Directions
Collect every line in the records below that contains the word "Avenue".

Stored rows

----

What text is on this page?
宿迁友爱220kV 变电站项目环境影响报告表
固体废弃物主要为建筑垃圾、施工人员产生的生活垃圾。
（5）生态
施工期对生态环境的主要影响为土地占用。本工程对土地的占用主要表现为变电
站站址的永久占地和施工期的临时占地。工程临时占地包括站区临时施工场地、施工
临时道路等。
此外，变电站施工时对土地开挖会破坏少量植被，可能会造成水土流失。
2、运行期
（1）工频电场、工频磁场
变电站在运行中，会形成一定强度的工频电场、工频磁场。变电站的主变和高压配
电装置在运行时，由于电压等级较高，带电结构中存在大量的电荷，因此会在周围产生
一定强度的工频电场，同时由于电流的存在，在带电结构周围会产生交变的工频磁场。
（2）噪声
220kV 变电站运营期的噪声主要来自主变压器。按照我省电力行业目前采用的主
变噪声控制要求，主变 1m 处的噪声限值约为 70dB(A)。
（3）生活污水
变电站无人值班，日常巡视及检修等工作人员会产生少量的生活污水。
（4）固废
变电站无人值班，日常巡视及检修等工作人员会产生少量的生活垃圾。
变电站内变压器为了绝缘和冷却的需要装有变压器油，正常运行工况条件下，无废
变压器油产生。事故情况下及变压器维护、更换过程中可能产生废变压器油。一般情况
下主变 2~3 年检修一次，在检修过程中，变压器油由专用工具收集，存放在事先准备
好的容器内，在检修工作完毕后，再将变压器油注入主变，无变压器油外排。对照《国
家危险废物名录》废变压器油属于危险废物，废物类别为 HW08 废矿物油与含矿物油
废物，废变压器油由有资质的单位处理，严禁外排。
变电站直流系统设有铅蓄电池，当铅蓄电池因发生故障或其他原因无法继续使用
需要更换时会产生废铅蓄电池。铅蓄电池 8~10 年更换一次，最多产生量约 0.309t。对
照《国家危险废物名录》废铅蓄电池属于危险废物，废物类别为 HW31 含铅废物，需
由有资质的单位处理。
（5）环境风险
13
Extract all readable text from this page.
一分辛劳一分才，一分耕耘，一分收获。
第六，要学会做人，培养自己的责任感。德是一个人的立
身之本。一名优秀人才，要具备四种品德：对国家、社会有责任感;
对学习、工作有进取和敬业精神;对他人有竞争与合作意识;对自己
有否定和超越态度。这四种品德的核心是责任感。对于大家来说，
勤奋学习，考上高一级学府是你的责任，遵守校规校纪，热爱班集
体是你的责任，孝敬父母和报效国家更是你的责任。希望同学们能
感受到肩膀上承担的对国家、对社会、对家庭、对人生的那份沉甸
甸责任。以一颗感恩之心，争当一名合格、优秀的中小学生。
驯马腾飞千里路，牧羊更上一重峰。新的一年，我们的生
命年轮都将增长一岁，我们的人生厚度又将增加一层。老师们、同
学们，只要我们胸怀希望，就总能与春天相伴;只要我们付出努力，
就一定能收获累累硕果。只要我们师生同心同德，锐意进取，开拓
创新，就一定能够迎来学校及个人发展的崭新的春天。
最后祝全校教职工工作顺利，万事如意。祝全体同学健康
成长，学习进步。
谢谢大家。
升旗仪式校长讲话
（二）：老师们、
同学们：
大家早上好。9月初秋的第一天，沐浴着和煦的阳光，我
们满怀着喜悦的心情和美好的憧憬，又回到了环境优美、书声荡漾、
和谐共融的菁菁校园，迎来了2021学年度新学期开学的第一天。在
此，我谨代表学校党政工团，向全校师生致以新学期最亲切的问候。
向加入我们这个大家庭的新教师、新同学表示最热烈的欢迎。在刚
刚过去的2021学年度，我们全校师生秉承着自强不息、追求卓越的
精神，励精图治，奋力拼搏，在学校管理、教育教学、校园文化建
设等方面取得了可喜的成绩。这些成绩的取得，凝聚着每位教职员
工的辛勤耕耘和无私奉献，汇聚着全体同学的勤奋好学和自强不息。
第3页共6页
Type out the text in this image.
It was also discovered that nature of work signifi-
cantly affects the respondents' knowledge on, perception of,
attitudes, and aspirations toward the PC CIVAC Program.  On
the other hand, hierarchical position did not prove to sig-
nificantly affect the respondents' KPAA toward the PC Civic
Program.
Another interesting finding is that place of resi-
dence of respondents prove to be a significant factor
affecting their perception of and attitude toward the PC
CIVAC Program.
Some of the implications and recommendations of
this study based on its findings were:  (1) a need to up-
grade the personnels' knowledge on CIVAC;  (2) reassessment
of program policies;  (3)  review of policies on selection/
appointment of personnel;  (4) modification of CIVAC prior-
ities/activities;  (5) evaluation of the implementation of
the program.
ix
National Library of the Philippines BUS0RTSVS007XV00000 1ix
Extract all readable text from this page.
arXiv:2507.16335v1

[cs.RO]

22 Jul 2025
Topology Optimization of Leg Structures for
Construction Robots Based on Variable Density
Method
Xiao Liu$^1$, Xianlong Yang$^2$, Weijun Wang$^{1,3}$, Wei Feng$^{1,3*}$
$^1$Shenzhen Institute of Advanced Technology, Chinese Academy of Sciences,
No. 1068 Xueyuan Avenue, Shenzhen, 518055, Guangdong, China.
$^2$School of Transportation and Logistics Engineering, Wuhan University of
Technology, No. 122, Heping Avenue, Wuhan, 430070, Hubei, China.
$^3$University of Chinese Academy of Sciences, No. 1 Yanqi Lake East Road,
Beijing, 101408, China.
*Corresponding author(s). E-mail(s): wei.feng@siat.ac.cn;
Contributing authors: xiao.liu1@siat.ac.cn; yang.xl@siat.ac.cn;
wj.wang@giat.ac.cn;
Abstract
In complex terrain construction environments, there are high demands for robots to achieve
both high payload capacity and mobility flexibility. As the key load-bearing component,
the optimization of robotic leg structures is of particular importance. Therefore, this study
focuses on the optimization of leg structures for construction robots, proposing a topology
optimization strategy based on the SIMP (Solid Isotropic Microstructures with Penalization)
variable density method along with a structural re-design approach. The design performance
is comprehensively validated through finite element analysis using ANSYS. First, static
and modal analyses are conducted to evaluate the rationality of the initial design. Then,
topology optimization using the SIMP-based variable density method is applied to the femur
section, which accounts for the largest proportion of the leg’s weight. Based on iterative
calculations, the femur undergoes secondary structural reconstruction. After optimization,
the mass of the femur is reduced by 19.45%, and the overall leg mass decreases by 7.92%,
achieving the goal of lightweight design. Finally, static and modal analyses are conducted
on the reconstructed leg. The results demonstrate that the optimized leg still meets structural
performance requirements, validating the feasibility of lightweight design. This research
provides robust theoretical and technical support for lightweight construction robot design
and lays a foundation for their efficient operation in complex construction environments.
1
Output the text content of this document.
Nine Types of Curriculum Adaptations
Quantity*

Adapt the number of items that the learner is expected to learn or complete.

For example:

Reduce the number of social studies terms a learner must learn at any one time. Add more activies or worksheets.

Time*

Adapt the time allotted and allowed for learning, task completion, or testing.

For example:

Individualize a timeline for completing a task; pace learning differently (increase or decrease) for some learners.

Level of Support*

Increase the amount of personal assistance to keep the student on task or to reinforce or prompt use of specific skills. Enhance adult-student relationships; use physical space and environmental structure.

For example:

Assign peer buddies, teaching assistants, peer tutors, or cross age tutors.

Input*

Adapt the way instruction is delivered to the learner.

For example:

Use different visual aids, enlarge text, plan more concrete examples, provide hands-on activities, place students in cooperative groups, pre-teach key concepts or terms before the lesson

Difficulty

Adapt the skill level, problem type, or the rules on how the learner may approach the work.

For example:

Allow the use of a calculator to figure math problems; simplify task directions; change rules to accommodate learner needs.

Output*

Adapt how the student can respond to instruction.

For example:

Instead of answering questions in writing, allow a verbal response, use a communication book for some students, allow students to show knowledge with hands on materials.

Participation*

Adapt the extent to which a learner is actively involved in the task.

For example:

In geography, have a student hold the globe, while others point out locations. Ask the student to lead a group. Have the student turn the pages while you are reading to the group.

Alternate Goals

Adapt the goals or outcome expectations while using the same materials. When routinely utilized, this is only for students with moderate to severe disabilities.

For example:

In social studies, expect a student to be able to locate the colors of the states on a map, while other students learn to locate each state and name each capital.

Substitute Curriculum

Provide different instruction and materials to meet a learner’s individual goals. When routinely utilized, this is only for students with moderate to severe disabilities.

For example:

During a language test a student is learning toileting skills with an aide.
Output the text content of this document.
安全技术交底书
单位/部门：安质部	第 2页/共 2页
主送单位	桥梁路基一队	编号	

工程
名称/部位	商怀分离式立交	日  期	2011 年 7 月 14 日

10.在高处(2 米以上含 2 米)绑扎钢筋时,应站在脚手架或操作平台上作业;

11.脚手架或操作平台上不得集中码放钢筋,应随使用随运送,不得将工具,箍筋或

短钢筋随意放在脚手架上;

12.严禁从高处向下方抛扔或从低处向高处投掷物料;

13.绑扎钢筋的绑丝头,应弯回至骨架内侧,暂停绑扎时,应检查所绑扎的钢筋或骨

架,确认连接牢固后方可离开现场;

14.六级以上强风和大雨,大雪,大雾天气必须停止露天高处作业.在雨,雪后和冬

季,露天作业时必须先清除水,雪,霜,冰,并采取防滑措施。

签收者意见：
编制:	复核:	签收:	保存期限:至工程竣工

----

Output for this exercise
No. 1068 Xueyuan Avenue, Shenzhen, 518055, Guangdong, China.
Technology, No. 122, Heping Avenue, Wuhan, 430070, Hubei, China.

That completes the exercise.